* Task
Without the images, output each record below as it stands.

* Material provided
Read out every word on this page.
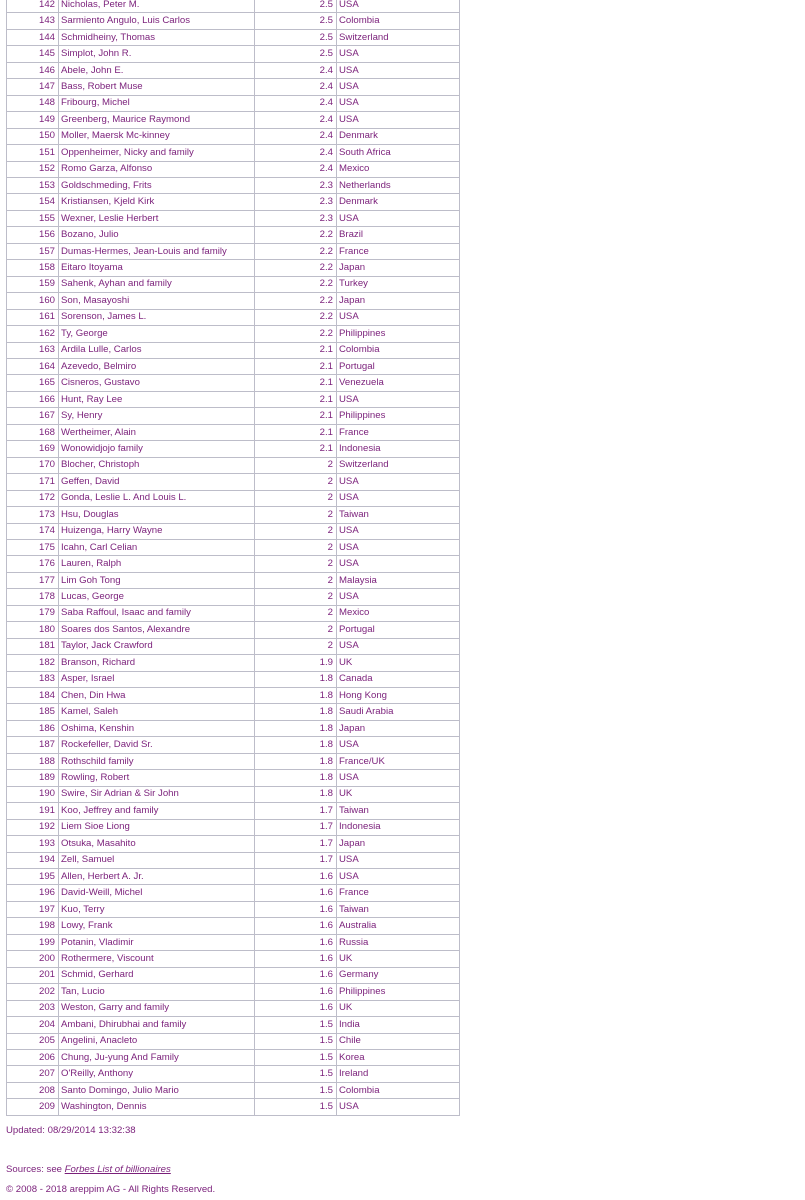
142	Nicholas, Peter M.	2.5	USA
143	Sarmiento Angulo, Luis Carlos	2.5	Colombia
144	Schmidheiny, Thomas	2.5	Switzerland
145	Simplot, John R.	2.5	USA
146	Abele, John E.	2.4	USA
147	Bass, Robert Muse	2.4	USA
148	Fribourg, Michel	2.4	USA
149	Greenberg, Maurice Raymond	2.4	USA
150	Moller, Maersk Mc-kinney	2.4	Denmark
151	Oppenheimer, Nicky and family	2.4	South Africa
152	Romo Garza, Alfonso	2.4	Mexico
153	Goldschmeding, Frits	2.3	Netherlands
154	Kristiansen, Kjeld Kirk	2.3	Denmark
155	Wexner, Leslie Herbert	2.3	USA
156	Bozano, Julio	2.2	Brazil
157	Dumas-Hermes, Jean-Louis and family	2.2	France
158	Eitaro Itoyama	2.2	Japan
159	Sahenk, Ayhan and family	2.2	Turkey
160	Son, Masayoshi	2.2	Japan
161	Sorenson, James L.	2.2	USA
162	Ty, George	2.2	Philippines
163	Ardila Lulle, Carlos	2.1	Colombia
164	Azevedo, Belmiro	2.1	Portugal
165	Cisneros, Gustavo	2.1	Venezuela
166	Hunt, Ray Lee	2.1	USA
167	Sy, Henry	2.1	Philippines
168	Wertheimer, Alain	2.1	France
169	Wonowidjojo family	2.1	Indonesia
170	Blocher, Christoph	2	Switzerland
171	Geffen, David	2	USA
172	Gonda, Leslie L. And Louis L.	2	USA
173	Hsu, Douglas	2	Taiwan
174	Huizenga, Harry Wayne	2	USA
175	Icahn, Carl Celian	2	USA
176	Lauren, Ralph	2	USA
177	Lim Goh Tong	2	Malaysia
178	Lucas, George	2	USA
179	Saba Raffoul, Isaac and family	2	Mexico
180	Soares dos Santos, Alexandre	2	Portugal
181	Taylor, Jack Crawford	2	USA
182	Branson, Richard	1.9	UK
183	Asper, Israel	1.8	Canada
184	Chen, Din Hwa	1.8	Hong Kong
185	Kamel, Saleh	1.8	Saudi Arabia
186	Oshima, Kenshin	1.8	Japan
187	Rockefeller, David Sr.	1.8	USA
188	Rothschild family	1.8	France/UK
189	Rowling, Robert	1.8	USA
190	Swire, Sir Adrian & Sir John	1.8	UK
191	Koo, Jeffrey and family	1.7	Taiwan
192	Liem Sioe Liong	1.7	Indonesia
193	Otsuka, Masahito	1.7	Japan
194	Zell, Samuel	1.7	USA
195	Allen, Herbert A. Jr.	1.6	USA
196	David-Weill, Michel	1.6	France
197	Kuo, Terry	1.6	Taiwan
198	Lowy, Frank	1.6	Australia
199	Potanin, Vladimir	1.6	Russia
200	Rothermere, Viscount	1.6	UK
201	Schmid, Gerhard	1.6	Germany
202	Tan, Lucio	1.6	Philippines
203	Weston, Garry and family	1.6	UK
204	Ambani, Dhirubhai and family	1.5	India
205	Angelini, Anacleto	1.5	Chile
206	Chung, Ju-yung And Family	1.5	Korea
207	O'Reilly, Anthony	1.5	Ireland
208	Santo Domingo, Julio Mario	1.5	Colombia
209	Washington, Dennis	1.5	USA
Updated: 08/29/2014 13:32:38
Sources: see Forbes List of billionaires
© 2008 - 2018 areppim AG - All Rights Reserved.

* Solved exercise
Read out every word on this page.
142	Nicholas, Peter M.	2.5	USA
143	Sarmiento Angulo, Luis Carlos	2.5	Colombia
144	Schmidheiny, Thomas	2.5	Switzerland
145	Simplot, John R.	2.5	USA
146	Abele, John E.	2.4	USA
147	Bass, Robert Muse	2.4	USA
148	Fribourg, Michel	2.4	USA
149	Greenberg, Maurice Raymond	2.4	USA
150	Moller, Maersk Mc-kinney	2.4	Denmark
151	Oppenheimer, Nicky and family	2.4	South Africa
152	Romo Garza, Alfonso	2.4	Mexico
153	Goldschmeding, Frits	2.3	Netherlands
154	Kristiansen, Kjeld Kirk	2.3	Denmark
155	Wexner, Leslie Herbert	2.3	USA
156	Bozano, Julio	2.2	Brazil
157	Dumas-Hermes, Jean-Louis and family	2.2	France
158	Eitaro Itoyama	2.2	Japan
159	Sahenk, Ayhan and family	2.2	Turkey
160	Son, Masayoshi	2.2	Japan
161	Sorenson, James L.	2.2	USA
162	Ty, George	2.2	Philippines
163	Ardila Lulle, Carlos	2.1	Colombia
164	Azevedo, Belmiro	2.1	Portugal
165	Cisneros, Gustavo	2.1	Venezuela
166	Hunt, Ray Lee	2.1	USA
167	Sy, Henry	2.1	Philippines
168	Wertheimer, Alain	2.1	France
169	Wonowidjojo family	2.1	Indonesia
170	Blocher, Christoph	2	Switzerland
171	Geffen, David	2	USA
172	Gonda, Leslie L. And Louis L.	2	USA
173	Hsu, Douglas	2	Taiwan
174	Huizenga, Harry Wayne	2	USA
175	Icahn, Carl Celian	2	USA
176	Lauren, Ralph	2	USA
177	Lim Goh Tong	2	Malaysia
178	Lucas, George	2	USA
179	Saba Raffoul, Isaac and family	2	Mexico
180	Soares dos Santos, Alexandre	2	Portugal
181	Taylor, Jack Crawford	2	USA
182	Branson, Richard	1.9	UK
183	Asper, Israel	1.8	Canada
184	Chen, Din Hwa	1.8	Hong Kong
185	Kamel, Saleh	1.8	Saudi Arabia
186	Oshima, Kenshin	1.8	Japan
187	Rockefeller, David Sr.	1.8	USA
188	Rothschild family	1.8	France/UK
189	Rowling, Robert	1.8	USA
190	Swire, Sir Adrian & Sir John	1.8	UK
191	Koo, Jeffrey and family	1.7	Taiwan
192	Liem Sioe Liong	1.7	Indonesia
193	Otsuka, Masahito	1.7	Japan
194	Zell, Samuel	1.7	USA
195	Allen, Herbert A. Jr.	1.6	USA
196	David-Weill, Michel	1.6	France
197	Kuo, Terry	1.6	Taiwan
198	Lowy, Frank	1.6	Australia
199	Potanin, Vladimir	1.6	Russia
200	Rothermere, Viscount	1.6	UK
201	Schmid, Gerhard	1.6	Germany
202	Tan, Lucio	1.6	Philippines
203	Weston, Garry and family	1.6	UK
204	Ambani, Dhirubhai and family	1.5	India
205	Angelini, Anacleto	1.5	Chile
206	Chung, Ju-yung And Family	1.5	Korea
207	O'Reilly, Anthony	1.5	Ireland
208	Santo Domingo, Julio Mario	1.5	Colombia
209	Washington, Dennis	1.5	USA
Updated: 08/29/2014 13:32:38
Sources: see Forbes List of billionaires
© 2008 - 2018 areppim AG - All Rights Reserved.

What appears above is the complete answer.